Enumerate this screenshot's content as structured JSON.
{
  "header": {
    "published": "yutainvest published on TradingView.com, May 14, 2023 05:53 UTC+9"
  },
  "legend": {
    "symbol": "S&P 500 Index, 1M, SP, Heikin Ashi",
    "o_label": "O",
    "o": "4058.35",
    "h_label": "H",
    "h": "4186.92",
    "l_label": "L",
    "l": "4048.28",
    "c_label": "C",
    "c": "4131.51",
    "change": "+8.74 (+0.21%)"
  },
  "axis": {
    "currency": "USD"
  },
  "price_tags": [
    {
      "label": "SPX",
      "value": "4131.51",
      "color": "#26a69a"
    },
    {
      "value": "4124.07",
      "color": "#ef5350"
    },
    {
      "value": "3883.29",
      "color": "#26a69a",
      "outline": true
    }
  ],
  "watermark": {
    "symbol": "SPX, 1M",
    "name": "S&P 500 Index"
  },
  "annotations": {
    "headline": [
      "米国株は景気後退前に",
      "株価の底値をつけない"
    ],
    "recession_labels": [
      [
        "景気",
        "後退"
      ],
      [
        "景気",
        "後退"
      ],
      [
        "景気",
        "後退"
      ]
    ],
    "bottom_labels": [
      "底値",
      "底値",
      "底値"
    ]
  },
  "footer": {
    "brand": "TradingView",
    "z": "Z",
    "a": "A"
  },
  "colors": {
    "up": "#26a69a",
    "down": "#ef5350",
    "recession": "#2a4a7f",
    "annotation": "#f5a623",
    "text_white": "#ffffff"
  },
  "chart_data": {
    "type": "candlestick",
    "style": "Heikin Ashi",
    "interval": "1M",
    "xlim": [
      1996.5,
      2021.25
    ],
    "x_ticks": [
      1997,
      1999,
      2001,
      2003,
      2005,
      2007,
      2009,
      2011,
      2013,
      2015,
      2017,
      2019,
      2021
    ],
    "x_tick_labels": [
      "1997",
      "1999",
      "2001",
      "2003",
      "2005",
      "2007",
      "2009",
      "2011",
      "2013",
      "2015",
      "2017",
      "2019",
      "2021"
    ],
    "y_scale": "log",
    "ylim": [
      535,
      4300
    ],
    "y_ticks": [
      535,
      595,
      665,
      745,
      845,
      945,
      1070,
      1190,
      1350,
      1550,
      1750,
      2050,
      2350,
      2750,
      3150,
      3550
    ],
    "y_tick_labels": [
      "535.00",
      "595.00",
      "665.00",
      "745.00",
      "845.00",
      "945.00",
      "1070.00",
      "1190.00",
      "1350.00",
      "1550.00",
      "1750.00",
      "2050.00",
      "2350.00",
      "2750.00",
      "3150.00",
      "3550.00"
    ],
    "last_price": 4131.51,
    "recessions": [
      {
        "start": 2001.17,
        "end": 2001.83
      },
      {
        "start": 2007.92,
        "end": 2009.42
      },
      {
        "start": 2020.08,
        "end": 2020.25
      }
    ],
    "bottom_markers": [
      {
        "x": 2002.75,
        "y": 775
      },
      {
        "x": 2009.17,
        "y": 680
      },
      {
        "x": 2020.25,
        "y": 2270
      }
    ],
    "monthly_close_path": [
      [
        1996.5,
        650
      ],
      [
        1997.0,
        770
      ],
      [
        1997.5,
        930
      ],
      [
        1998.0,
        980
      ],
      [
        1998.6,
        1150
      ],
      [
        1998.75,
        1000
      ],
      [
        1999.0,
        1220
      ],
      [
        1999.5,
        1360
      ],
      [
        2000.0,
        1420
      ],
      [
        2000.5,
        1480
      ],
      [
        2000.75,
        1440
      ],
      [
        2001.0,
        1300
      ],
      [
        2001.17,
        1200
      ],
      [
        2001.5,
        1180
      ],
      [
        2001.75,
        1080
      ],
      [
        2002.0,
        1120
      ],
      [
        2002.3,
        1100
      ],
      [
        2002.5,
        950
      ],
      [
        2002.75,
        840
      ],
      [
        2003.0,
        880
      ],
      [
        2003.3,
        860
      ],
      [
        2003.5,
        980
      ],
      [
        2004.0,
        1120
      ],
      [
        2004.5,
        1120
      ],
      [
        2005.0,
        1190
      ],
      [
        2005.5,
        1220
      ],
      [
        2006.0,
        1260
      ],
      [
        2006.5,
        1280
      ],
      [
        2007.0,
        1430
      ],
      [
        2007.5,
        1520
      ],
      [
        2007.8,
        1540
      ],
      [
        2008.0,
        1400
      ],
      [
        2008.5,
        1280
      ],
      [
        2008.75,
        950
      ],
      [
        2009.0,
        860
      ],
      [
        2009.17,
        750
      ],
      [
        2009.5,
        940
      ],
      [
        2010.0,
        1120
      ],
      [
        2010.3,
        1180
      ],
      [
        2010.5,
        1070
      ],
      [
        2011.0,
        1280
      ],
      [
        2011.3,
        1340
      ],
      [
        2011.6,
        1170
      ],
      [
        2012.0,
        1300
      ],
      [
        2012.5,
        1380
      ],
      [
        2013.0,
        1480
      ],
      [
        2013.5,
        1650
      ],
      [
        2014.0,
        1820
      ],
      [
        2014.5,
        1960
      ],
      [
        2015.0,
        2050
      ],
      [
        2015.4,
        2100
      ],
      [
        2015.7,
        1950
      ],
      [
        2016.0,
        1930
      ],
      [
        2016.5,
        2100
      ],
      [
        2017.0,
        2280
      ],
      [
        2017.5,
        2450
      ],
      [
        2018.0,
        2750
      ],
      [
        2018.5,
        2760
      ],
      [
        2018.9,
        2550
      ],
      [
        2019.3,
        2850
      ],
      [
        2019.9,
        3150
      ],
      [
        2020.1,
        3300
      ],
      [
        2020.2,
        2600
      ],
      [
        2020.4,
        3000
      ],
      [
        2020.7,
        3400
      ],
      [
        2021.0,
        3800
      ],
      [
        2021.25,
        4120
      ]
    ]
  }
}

-------------------------

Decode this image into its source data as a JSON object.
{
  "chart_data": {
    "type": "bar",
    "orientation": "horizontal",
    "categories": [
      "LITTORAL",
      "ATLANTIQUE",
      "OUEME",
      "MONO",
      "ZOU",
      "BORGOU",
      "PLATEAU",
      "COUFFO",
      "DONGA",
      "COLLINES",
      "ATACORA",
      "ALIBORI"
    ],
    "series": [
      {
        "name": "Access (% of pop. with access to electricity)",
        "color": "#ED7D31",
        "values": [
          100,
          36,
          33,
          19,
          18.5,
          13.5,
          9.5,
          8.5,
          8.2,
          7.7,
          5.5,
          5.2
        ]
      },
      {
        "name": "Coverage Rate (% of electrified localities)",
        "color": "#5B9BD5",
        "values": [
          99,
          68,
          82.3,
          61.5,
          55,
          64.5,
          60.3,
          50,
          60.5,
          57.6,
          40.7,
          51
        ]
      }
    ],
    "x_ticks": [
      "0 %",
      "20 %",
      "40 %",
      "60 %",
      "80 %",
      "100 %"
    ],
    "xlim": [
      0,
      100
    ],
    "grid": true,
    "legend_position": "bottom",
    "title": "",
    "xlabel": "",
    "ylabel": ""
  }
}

-------------------------

— Description of the task —
How many lines in the listing contain "this"? Answer with the number alone.

— Exercise solution —
2